§ **Data provided**
##########
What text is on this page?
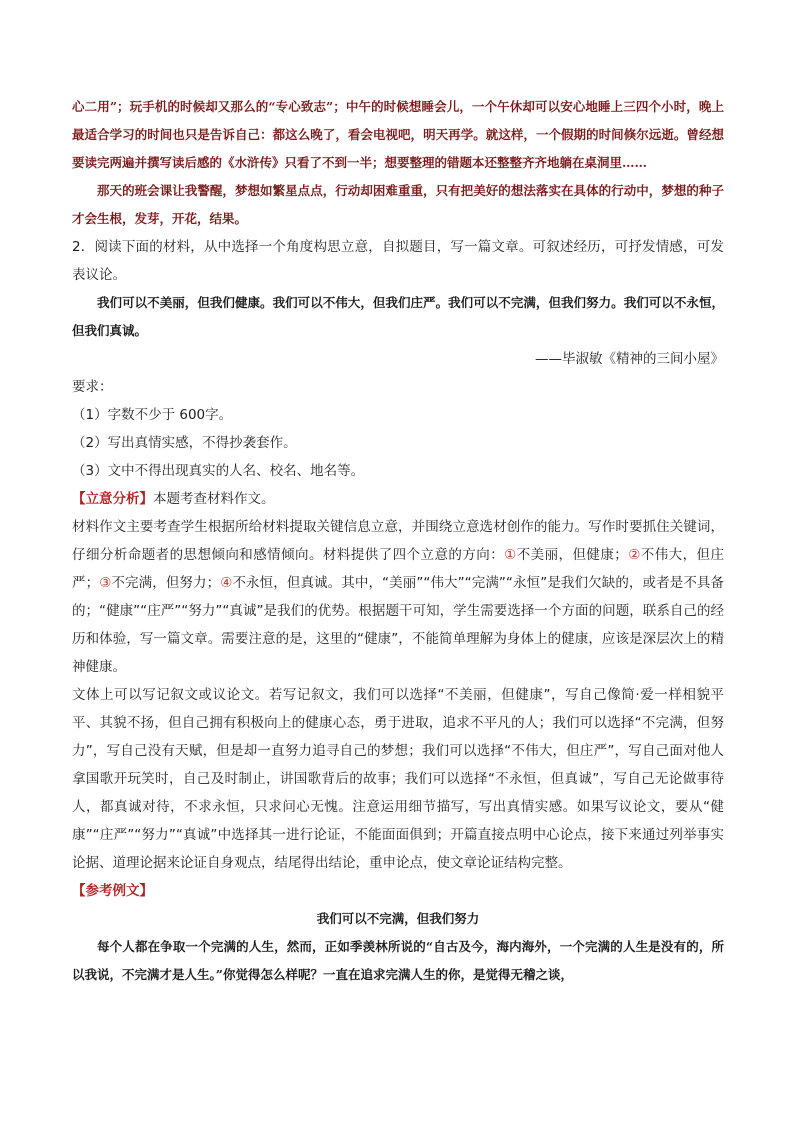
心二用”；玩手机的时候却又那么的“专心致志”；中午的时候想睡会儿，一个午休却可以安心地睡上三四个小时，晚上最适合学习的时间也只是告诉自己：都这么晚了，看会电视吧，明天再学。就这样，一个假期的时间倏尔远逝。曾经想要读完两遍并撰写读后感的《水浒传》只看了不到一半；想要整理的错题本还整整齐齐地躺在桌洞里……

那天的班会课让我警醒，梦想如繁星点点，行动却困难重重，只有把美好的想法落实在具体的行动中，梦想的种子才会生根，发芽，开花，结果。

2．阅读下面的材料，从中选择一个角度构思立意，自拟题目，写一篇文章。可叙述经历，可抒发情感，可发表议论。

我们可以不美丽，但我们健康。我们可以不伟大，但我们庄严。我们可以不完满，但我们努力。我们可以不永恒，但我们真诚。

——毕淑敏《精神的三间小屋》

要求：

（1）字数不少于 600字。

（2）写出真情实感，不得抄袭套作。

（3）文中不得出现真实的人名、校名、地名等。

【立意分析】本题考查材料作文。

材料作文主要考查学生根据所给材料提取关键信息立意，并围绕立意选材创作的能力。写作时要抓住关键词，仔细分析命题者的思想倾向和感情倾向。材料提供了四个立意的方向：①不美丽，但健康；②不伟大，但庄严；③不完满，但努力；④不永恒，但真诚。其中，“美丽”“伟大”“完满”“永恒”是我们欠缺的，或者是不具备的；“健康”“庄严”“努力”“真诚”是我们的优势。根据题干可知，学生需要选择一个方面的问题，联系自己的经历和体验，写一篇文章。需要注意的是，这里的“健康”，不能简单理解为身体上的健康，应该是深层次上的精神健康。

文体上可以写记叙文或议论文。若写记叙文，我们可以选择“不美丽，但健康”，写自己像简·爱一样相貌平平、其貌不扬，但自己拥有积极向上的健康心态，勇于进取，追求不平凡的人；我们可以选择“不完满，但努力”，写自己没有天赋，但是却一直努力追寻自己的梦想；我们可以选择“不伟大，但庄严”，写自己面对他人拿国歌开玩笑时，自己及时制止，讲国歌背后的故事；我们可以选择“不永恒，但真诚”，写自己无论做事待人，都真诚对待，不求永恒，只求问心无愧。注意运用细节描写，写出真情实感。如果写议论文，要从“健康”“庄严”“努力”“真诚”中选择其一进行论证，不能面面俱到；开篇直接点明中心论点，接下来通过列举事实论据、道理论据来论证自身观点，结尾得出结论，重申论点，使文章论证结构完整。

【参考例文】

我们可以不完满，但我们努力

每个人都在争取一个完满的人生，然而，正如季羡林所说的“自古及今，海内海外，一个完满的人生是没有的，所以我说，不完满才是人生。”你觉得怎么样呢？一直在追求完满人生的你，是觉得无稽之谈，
##########
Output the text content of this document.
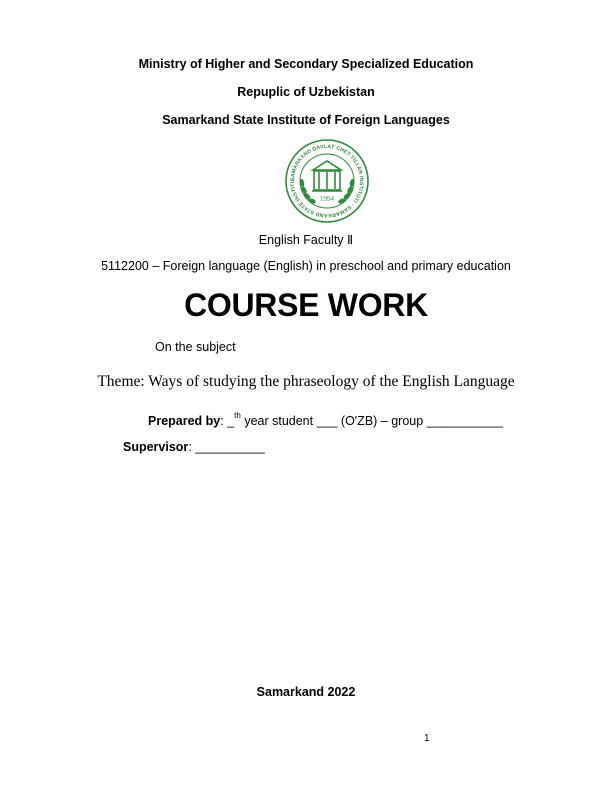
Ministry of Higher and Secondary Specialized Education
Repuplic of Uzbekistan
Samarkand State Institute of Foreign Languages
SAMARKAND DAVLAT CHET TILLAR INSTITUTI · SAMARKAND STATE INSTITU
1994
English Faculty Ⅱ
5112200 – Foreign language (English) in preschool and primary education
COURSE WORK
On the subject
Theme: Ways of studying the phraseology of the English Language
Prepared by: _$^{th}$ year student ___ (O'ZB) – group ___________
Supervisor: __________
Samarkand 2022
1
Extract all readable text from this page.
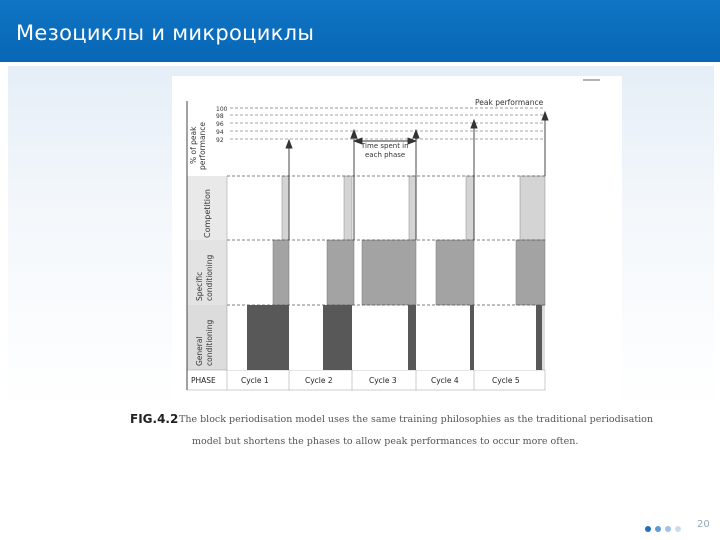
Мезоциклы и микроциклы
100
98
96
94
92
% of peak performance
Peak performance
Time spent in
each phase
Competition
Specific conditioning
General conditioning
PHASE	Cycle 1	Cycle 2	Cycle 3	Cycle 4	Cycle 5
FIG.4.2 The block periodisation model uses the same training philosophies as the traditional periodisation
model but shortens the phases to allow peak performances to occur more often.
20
##########
§ **The request**
Leave out every line without the string "写出真情实感" and copy the rest.

§ **Response to the exercise**
（2）写出真情实感，不得抄袭套作。
文体上可以写记叙文或议论文。若写记叙文，我们可以选择“不美丽，但健康”，写自己像简·爱一样相貌平平、其貌不扬，但自己拥有积极向上的健康心态，勇于进取，追求不平凡的人；我们可以选择“不完满，但努力”，写自己没有天赋，但是却一直努力追寻自己的梦想；我们可以选择“不伟大，但庄严”，写自己面对他人拿国歌开玩笑时，自己及时制止，讲国歌背后的故事；我们可以选择“不永恒，但真诚”，写自己无论做事待人，都真诚对待，不求永恒，只求问心无愧。注意运用细节描写，写出真情实感。如果写议论文，要从“健康”“庄严”“努力”“真诚”中选择其一进行论证，不能面面俱到；开篇直接点明中心论点，接下来通过列举事实论据、道理论据来论证自身观点，结尾得出结论，重申论点，使文章论证结构完整。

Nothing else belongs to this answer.